▶ **Rows from a dataset**

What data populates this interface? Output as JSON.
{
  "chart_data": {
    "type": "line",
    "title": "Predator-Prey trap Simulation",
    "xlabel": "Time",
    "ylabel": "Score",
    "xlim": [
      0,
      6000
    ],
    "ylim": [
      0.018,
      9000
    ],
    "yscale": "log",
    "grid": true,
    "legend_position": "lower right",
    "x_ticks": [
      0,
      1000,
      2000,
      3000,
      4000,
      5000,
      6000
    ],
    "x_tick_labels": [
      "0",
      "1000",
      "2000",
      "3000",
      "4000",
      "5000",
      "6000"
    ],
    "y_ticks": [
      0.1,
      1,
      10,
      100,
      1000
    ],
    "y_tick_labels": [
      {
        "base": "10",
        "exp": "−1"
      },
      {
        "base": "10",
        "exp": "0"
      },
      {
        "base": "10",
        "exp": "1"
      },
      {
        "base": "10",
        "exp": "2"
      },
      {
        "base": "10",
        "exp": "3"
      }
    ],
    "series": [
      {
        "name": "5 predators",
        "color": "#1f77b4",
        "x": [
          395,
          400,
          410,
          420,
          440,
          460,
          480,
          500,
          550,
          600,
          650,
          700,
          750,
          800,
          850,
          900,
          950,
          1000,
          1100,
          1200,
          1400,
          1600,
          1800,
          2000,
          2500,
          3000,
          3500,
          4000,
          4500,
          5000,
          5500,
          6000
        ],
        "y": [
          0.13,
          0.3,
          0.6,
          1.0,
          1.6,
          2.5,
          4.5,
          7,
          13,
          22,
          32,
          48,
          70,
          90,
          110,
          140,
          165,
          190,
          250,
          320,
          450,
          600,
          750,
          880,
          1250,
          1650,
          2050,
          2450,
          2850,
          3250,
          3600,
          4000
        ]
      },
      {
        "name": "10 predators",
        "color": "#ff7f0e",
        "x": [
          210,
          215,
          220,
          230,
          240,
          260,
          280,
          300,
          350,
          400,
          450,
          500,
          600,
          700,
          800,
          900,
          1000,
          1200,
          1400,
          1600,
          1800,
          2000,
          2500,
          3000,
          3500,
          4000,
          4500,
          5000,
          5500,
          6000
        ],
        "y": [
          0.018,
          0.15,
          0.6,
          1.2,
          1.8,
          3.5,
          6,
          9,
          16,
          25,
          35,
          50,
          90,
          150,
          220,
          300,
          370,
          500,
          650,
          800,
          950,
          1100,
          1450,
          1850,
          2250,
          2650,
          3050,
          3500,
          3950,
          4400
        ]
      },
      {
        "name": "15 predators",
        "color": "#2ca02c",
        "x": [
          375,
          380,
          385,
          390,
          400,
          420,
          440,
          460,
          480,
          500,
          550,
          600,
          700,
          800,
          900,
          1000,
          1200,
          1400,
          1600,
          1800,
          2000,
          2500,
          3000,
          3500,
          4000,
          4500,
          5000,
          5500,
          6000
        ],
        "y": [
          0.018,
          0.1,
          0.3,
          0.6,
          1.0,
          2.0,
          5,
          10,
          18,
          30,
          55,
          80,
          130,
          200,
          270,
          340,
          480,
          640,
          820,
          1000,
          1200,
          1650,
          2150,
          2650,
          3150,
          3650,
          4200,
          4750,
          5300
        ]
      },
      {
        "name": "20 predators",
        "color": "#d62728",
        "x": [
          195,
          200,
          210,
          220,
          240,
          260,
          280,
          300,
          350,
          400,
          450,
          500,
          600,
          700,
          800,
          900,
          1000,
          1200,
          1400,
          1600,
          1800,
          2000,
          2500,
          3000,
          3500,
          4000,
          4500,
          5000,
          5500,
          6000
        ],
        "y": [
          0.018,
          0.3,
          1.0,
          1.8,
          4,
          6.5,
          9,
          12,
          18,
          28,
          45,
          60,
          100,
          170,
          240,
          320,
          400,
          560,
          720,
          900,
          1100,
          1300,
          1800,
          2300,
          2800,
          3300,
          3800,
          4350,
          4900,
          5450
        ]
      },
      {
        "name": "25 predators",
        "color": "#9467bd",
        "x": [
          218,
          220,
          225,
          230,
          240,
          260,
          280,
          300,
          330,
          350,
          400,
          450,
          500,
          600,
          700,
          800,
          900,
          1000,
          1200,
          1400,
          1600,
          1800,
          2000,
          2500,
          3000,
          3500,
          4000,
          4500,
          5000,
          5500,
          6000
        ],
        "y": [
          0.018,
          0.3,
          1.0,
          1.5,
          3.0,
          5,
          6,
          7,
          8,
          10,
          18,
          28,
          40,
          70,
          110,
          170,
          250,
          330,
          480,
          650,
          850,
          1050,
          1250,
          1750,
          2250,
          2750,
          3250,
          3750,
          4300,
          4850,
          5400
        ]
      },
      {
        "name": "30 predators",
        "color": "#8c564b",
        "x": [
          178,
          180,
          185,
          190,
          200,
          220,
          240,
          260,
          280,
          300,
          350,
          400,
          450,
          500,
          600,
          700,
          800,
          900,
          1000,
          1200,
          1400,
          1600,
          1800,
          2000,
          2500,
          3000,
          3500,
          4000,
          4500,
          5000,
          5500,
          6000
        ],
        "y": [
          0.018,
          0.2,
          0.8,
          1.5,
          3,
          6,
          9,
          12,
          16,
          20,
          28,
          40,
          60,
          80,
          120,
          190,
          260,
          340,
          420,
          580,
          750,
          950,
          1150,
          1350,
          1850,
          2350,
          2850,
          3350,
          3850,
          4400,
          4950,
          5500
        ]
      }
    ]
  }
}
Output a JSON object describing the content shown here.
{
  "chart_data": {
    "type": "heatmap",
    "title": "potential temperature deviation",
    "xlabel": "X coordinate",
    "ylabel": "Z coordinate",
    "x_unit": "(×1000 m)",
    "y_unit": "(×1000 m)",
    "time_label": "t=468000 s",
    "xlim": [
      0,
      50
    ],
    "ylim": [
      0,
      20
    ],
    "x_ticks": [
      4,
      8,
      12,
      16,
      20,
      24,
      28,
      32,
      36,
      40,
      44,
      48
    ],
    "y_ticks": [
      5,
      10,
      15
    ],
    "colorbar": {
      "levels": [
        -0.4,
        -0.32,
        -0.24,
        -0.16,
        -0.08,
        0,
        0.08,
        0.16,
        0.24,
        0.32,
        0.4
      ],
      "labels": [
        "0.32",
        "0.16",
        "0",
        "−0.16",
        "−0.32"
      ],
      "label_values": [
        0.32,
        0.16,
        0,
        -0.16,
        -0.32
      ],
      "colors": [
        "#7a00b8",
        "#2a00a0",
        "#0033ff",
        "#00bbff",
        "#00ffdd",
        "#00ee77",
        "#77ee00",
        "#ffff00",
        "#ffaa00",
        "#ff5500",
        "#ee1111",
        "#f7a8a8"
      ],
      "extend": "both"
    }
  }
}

▶ **TASK STATEMENT**
Restate each record exactly as written.

▶ **OUTPUT**
What data populates this interface? Output as JSON.
{
  "chart_data": {
    "type": "line",
    "title": "Predator-Prey trap Simulation",
    "xlabel": "Time",
    "ylabel": "Score",
    "xlim": [
      0,
      6000
    ],
    "ylim": [
      0.018,
      9000
    ],
    "yscale": "log",
    "grid": true,
    "legend_position": "lower right",
    "x_ticks": [
      0,
      1000,
      2000,
      3000,
      4000,
      5000,
      6000
    ],
    "x_tick_labels": [
      "0",
      "1000",
      "2000",
      "3000",
      "4000",
      "5000",
      "6000"
    ],
    "y_ticks": [
      0.1,
      1,
      10,
      100,
      1000
    ],
    "y_tick_labels": [
      {
        "base": "10",
        "exp": "−1"
      },
      {
        "base": "10",
        "exp": "0"
      },
      {
        "base": "10",
        "exp": "1"
      },
      {
        "base": "10",
        "exp": "2"
      },
      {
        "base": "10",
        "exp": "3"
      }
    ],
    "series": [
      {
        "name": "5 predators",
        "color": "#1f77b4",
        "x": [
          395,
          400,
          410,
          420,
          440,
          460,
          480,
          500,
          550,
          600,
          650,
          700,
          750,
          800,
          850,
          900,
          950,
          1000,
          1100,
          1200,
          1400,
          1600,
          1800,
          2000,
          2500,
          3000,
          3500,
          4000,
          4500,
          5000,
          5500,
          6000
        ],
        "y": [
          0.13,
          0.3,
          0.6,
          1.0,
          1.6,
          2.5,
          4.5,
          7,
          13,
          22,
          32,
          48,
          70,
          90,
          110,
          140,
          165,
          190,
          250,
          320,
          450,
          600,
          750,
          880,
          1250,
          1650,
          2050,
          2450,
          2850,
          3250,
          3600,
          4000
        ]
      },
      {
        "name": "10 predators",
        "color": "#ff7f0e",
        "x": [
          210,
          215,
          220,
          230,
          240,
          260,
          280,
          300,
          350,
          400,
          450,
          500,
          600,
          700,
          800,
          900,
          1000,
          1200,
          1400,
          1600,
          1800,
          2000,
          2500,
          3000,
          3500,
          4000,
          4500,
          5000,
          5500,
          6000
        ],
        "y": [
          0.018,
          0.15,
          0.6,
          1.2,
          1.8,
          3.5,
          6,
          9,
          16,
          25,
          35,
          50,
          90,
          150,
          220,
          300,
          370,
          500,
          650,
          800,
          950,
          1100,
          1450,
          1850,
          2250,
          2650,
          3050,
          3500,
          3950,
          4400
        ]
      },
      {
        "name": "15 predators",
        "color": "#2ca02c",
        "x": [
          375,
          380,
          385,
          390,
          400,
          420,
          440,
          460,
          480,
          500,
          550,
          600,
          700,
          800,
          900,
          1000,
          1200,
          1400,
          1600,
          1800,
          2000,
          2500,
          3000,
          3500,
          4000,
          4500,
          5000,
          5500,
          6000
        ],
        "y": [
          0.018,
          0.1,
          0.3,
          0.6,
          1.0,
          2.0,
          5,
          10,
          18,
          30,
          55,
          80,
          130,
          200,
          270,
          340,
          480,
          640,
          820,
          1000,
          1200,
          1650,
          2150,
          2650,
          3150,
          3650,
          4200,
          4750,
          5300
        ]
      },
      {
        "name": "20 predators",
        "color": "#d62728",
        "x": [
          195,
          200,
          210,
          220,
          240,
          260,
          280,
          300,
          350,
          400,
          450,
          500,
          600,
          700,
          800,
          900,
          1000,
          1200,
          1400,
          1600,
          1800,
          2000,
          2500,
          3000,
          3500,
          4000,
          4500,
          5000,
          5500,
          6000
        ],
        "y": [
          0.018,
          0.3,
          1.0,
          1.8,
          4,
          6.5,
          9,
          12,
          18,
          28,
          45,
          60,
          100,
          170,
          240,
          320,
          400,
          560,
          720,
          900,
          1100,
          1300,
          1800,
          2300,
          2800,
          3300,
          3800,
          4350,
          4900,
          5450
        ]
      },
      {
        "name": "25 predators",
        "color": "#9467bd",
        "x": [
          218,
          220,
          225,
          230,
          240,
          260,
          280,
          300,
          330,
          350,
          400,
          450,
          500,
          600,
          700,
          800,
          900,
          1000,
          1200,
          1400,
          1600,
          1800,
          2000,
          2500,
          3000,
          3500,
          4000,
          4500,
          5000,
          5500,
          6000
        ],
        "y": [
          0.018,
          0.3,
          1.0,
          1.5,
          3.0,
          5,
          6,
          7,
          8,
          10,
          18,
          28,
          40,
          70,
          110,
          170,
          250,
          330,
          480,
          650,
          850,
          1050,
          1250,
          1750,
          2250,
          2750,
          3250,
          3750,
          4300,
          4850,
          5400
        ]
      },
      {
        "name": "30 predators",
        "color": "#8c564b",
        "x": [
          178,
          180,
          185,
          190,
          200,
          220,
          240,
          260,
          280,
          300,
          350,
          400,
          450,
          500,
          600,
          700,
          800,
          900,
          1000,
          1200,
          1400,
          1600,
          1800,
          2000,
          2500,
          3000,
          3500,
          4000,
          4500,
          5000,
          5500,
          6000
        ],
        "y": [
          0.018,
          0.2,
          0.8,
          1.5,
          3,
          6,
          9,
          12,
          16,
          20,
          28,
          40,
          60,
          80,
          120,
          190,
          260,
          340,
          420,
          580,
          750,
          950,
          1150,
          1350,
          1850,
          2350,
          2850,
          3350,
          3850,
          4400,
          4950,
          5500
        ]
      }
    ]
  }
}
Output a JSON object describing the content shown here.
{
  "chart_data": {
    "type": "heatmap",
    "title": "potential temperature deviation",
    "xlabel": "X coordinate",
    "ylabel": "Z coordinate",
    "x_unit": "(×1000 m)",
    "y_unit": "(×1000 m)",
    "time_label": "t=468000 s",
    "xlim": [
      0,
      50
    ],
    "ylim": [
      0,
      20
    ],
    "x_ticks": [
      4,
      8,
      12,
      16,
      20,
      24,
      28,
      32,
      36,
      40,
      44,
      48
    ],
    "y_ticks": [
      5,
      10,
      15
    ],
    "colorbar": {
      "levels": [
        -0.4,
        -0.32,
        -0.24,
        -0.16,
        -0.08,
        0,
        0.08,
        0.16,
        0.24,
        0.32,
        0.4
      ],
      "labels": [
        "0.32",
        "0.16",
        "0",
        "−0.16",
        "−0.32"
      ],
      "label_values": [
        0.32,
        0.16,
        0,
        -0.16,
        -0.32
      ],
      "colors": [
        "#7a00b8",
        "#2a00a0",
        "#0033ff",
        "#00bbff",
        "#00ffdd",
        "#00ee77",
        "#77ee00",
        "#ffff00",
        "#ffaa00",
        "#ff5500",
        "#ee1111",
        "#f7a8a8"
      ],
      "extend": "both"
    }
  }
}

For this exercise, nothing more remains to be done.